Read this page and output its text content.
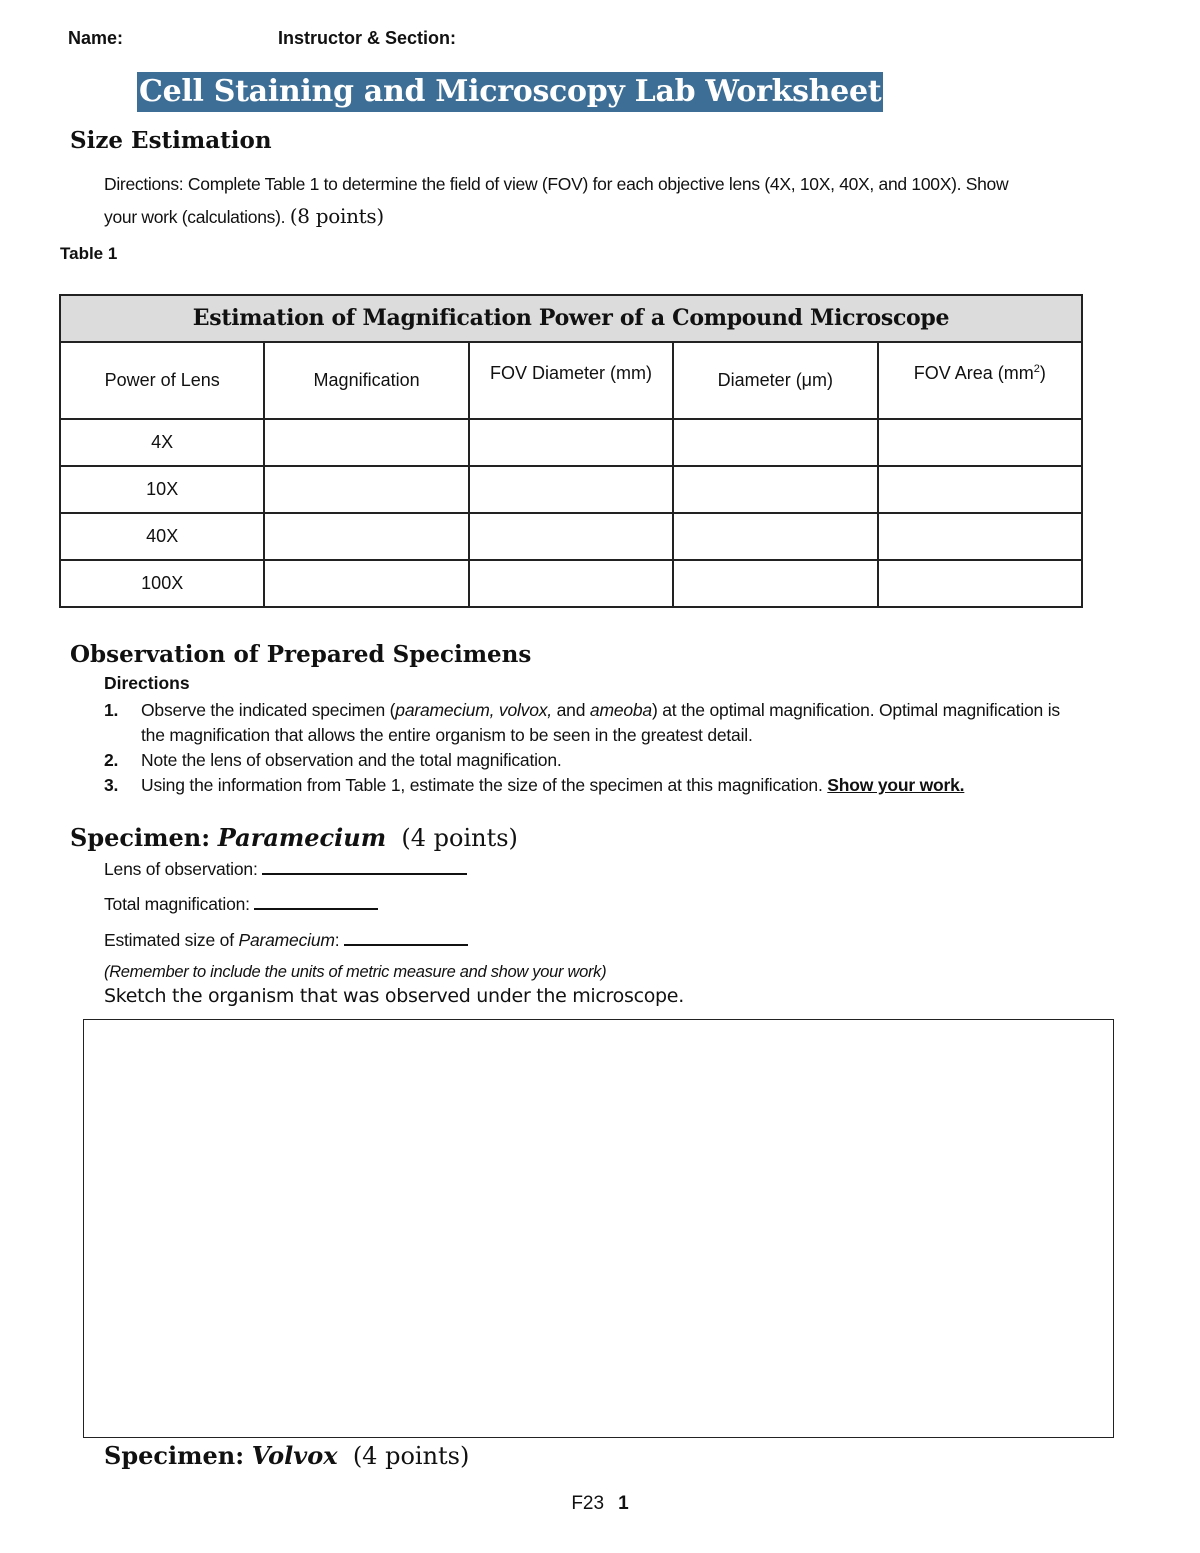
Name:	Instructor & Section:
Cell Staining and Microscopy Lab Worksheet
Size Estimation
Directions: Complete Table 1 to determine the field of view (FOV) for each objective lens (4X, 10X, 40X, and 100X). Show your work (calculations). (8 points)
Table 1
Estimation of Magnification Power of a Compound Microscope				
Power of Lens	Magnification	FOV Diameter (mm)	Diameter (μm)	FOV Area $(mm^2)$
4X				
10X				
40X				
100X				
Observation of Prepared Specimens
Directions
1. Observe the indicated specimen (paramecium, volvox, and ameoba) at the optimal magnification. Optimal magnification is the magnification that allows the entire organism to be seen in the greatest detail.
2. Note the lens of observation and the total magnification.
3. Using the information from Table 1, estimate the size of the specimen at this magnification. Show your work.
Specimen: Paramecium (4 points)
Lens of observation:
Total magnification:
Estimated size of Paramecium:
(Remember to include the units of metric measure and show your work)
Sketch the organism that was observed under the microscope.
Specimen: Volvox (4 points)
F23 1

---

- WORK TO DO -
Count the lines above that contain the word "Directions", and give only that number.

- EXERCISE OUTPUT -
2